Stored data:

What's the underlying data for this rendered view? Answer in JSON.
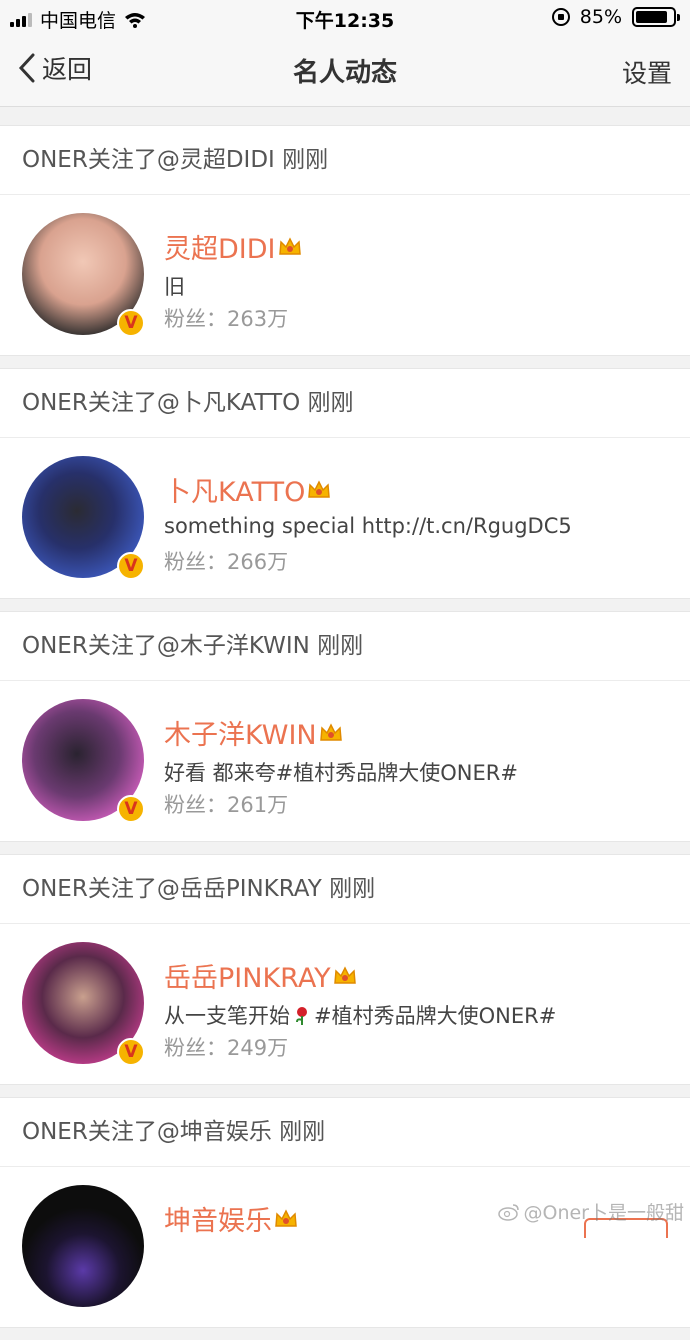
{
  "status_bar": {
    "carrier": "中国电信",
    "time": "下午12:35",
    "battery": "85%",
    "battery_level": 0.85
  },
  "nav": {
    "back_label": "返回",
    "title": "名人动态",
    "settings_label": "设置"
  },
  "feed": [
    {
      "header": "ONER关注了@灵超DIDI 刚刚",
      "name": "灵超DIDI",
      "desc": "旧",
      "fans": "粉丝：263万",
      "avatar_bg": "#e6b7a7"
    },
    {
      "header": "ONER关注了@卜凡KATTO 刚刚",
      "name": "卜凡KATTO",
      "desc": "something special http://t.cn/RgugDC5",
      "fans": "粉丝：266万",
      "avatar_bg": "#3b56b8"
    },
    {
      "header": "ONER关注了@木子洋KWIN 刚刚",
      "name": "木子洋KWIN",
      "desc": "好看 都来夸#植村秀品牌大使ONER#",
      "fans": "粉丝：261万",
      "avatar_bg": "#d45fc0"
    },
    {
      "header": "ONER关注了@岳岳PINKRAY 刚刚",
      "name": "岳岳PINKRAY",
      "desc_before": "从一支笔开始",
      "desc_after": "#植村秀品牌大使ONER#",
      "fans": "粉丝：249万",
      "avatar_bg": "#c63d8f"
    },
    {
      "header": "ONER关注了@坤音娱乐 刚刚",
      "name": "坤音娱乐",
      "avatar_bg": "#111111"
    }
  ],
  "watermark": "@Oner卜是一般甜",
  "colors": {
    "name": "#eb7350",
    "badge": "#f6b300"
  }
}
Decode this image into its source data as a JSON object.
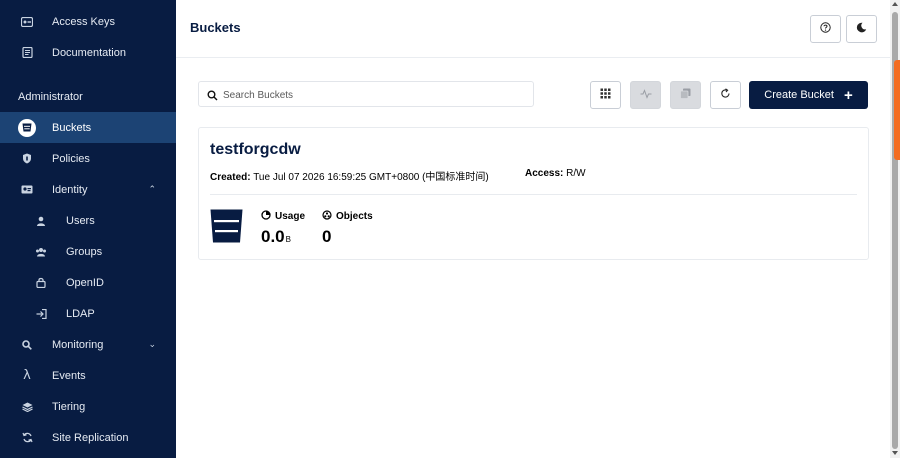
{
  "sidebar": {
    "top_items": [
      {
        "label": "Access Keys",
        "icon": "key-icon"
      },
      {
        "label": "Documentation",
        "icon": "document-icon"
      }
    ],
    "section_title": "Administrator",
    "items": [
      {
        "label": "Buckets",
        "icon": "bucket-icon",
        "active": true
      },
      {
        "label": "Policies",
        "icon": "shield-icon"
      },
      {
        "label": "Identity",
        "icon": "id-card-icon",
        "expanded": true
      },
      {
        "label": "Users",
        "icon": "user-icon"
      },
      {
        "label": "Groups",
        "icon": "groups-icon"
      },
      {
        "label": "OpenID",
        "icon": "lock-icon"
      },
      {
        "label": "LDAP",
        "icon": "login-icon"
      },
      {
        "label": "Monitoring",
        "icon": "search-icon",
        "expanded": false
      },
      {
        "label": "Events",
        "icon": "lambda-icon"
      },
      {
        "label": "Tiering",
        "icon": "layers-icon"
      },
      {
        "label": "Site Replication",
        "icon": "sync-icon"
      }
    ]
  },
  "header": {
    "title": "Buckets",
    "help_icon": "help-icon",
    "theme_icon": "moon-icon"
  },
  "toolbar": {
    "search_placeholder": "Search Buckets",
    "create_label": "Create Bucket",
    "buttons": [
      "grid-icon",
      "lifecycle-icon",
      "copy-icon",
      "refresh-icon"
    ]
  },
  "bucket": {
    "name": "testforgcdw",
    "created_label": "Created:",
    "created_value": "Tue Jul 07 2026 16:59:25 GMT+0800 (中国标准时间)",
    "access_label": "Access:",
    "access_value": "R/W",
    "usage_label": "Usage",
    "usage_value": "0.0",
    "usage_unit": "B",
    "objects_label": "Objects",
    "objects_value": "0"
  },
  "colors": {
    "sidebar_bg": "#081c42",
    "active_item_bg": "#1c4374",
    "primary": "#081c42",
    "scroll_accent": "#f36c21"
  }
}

TASK DESCRIPTION:
Leave out the pictures and output every record above precisely as given.

OUTPUT:
What's the underlying data for this rendered view? Answer in JSON.
{
  "status_bar": {
    "carrier": "中国电信",
    "time": "下午12:35",
    "battery": "85%",
    "battery_level": 0.85
  },
  "nav": {
    "back_label": "返回",
    "title": "名人动态",
    "settings_label": "设置"
  },
  "feed": [
    {
      "header": "ONER关注了@灵超DIDI 刚刚",
      "name": "灵超DIDI",
      "desc": "旧",
      "fans": "粉丝：263万",
      "avatar_bg": "#e6b7a7"
    },
    {
      "header": "ONER关注了@卜凡KATTO 刚刚",
      "name": "卜凡KATTO",
      "desc": "something special http://t.cn/RgugDC5",
      "fans": "粉丝：266万",
      "avatar_bg": "#3b56b8"
    },
    {
      "header": "ONER关注了@木子洋KWIN 刚刚",
      "name": "木子洋KWIN",
      "desc": "好看 都来夸#植村秀品牌大使ONER#",
      "fans": "粉丝：261万",
      "avatar_bg": "#d45fc0"
    },
    {
      "header": "ONER关注了@岳岳PINKRAY 刚刚",
      "name": "岳岳PINKRAY",
      "desc_before": "从一支笔开始",
      "desc_after": "#植村秀品牌大使ONER#",
      "fans": "粉丝：249万",
      "avatar_bg": "#c63d8f"
    },
    {
      "header": "ONER关注了@坤音娱乐 刚刚",
      "name": "坤音娱乐",
      "avatar_bg": "#111111"
    }
  ],
  "watermark": "@Oner卜是一般甜",
  "colors": {
    "name": "#eb7350",
    "badge": "#f6b300"
  }
}
Decode this image into its source data as a JSON object.
{
  "sidebar": {
    "top_items": [
      {
        "label": "Access Keys",
        "icon": "key-icon"
      },
      {
        "label": "Documentation",
        "icon": "document-icon"
      }
    ],
    "section_title": "Administrator",
    "items": [
      {
        "label": "Buckets",
        "icon": "bucket-icon",
        "active": true
      },
      {
        "label": "Policies",
        "icon": "shield-icon"
      },
      {
        "label": "Identity",
        "icon": "id-card-icon",
        "expanded": true
      },
      {
        "label": "Users",
        "icon": "user-icon"
      },
      {
        "label": "Groups",
        "icon": "groups-icon"
      },
      {
        "label": "OpenID",
        "icon": "lock-icon"
      },
      {
        "label": "LDAP",
        "icon": "login-icon"
      },
      {
        "label": "Monitoring",
        "icon": "search-icon",
        "expanded": false
      },
      {
        "label": "Events",
        "icon": "lambda-icon"
      },
      {
        "label": "Tiering",
        "icon": "layers-icon"
      },
      {
        "label": "Site Replication",
        "icon": "sync-icon"
      }
    ]
  },
  "header": {
    "title": "Buckets",
    "help_icon": "help-icon",
    "theme_icon": "moon-icon"
  },
  "toolbar": {
    "search_placeholder": "Search Buckets",
    "create_label": "Create Bucket",
    "buttons": [
      "grid-icon",
      "lifecycle-icon",
      "copy-icon",
      "refresh-icon"
    ]
  },
  "bucket": {
    "name": "testforgcdw",
    "created_label": "Created:",
    "created_value": "Tue Jul 07 2026 16:59:25 GMT+0800 (中国标准时间)",
    "access_label": "Access:",
    "access_value": "R/W",
    "usage_label": "Usage",
    "usage_value": "0.0",
    "usage_unit": "B",
    "objects_label": "Objects",
    "objects_value": "0"
  },
  "colors": {
    "sidebar_bg": "#081c42",
    "active_item_bg": "#1c4374",
    "primary": "#081c42",
    "scroll_accent": "#f36c21"
  }
}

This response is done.